Your task is to extract every line from the material below exactly.

::: Data to process

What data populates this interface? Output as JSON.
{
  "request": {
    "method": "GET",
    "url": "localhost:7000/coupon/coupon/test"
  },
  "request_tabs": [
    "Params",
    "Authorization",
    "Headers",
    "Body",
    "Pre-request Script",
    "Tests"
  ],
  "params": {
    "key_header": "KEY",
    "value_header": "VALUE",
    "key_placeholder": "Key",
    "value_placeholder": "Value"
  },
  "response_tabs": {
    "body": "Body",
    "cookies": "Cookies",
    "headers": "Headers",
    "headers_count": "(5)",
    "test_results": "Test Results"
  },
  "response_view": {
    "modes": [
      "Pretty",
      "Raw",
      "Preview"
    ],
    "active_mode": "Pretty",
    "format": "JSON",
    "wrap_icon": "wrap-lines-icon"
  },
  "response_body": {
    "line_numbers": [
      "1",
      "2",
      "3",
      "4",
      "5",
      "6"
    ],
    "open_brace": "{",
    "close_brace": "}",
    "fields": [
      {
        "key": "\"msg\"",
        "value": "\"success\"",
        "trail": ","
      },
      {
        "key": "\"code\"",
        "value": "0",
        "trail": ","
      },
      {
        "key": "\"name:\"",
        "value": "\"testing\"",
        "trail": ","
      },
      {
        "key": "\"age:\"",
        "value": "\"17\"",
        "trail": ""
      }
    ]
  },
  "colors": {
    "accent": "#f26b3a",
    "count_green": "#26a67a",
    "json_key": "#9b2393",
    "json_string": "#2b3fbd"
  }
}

::::::

Problem solution:
What data populates this interface? Output as JSON.
{
  "request": {
    "method": "GET",
    "url": "localhost:7000/coupon/coupon/test"
  },
  "request_tabs": [
    "Params",
    "Authorization",
    "Headers",
    "Body",
    "Pre-request Script",
    "Tests"
  ],
  "params": {
    "key_header": "KEY",
    "value_header": "VALUE",
    "key_placeholder": "Key",
    "value_placeholder": "Value"
  },
  "response_tabs": {
    "body": "Body",
    "cookies": "Cookies",
    "headers": "Headers",
    "headers_count": "(5)",
    "test_results": "Test Results"
  },
  "response_view": {
    "modes": [
      "Pretty",
      "Raw",
      "Preview"
    ],
    "active_mode": "Pretty",
    "format": "JSON",
    "wrap_icon": "wrap-lines-icon"
  },
  "response_body": {
    "line_numbers": [
      "1",
      "2",
      "3",
      "4",
      "5",
      "6"
    ],
    "open_brace": "{",
    "close_brace": "}",
    "fields": [
      {
        "key": "\"msg\"",
        "value": "\"success\"",
        "trail": ","
      },
      {
        "key": "\"code\"",
        "value": "0",
        "trail": ","
      },
      {
        "key": "\"name:\"",
        "value": "\"testing\"",
        "trail": ","
      },
      {
        "key": "\"age:\"",
        "value": "\"17\"",
        "trail": ""
      }
    ]
  },
  "colors": {
    "accent": "#f26b3a",
    "count_green": "#26a67a",
    "json_key": "#9b2393",
    "json_string": "#2b3fbd"
  }
}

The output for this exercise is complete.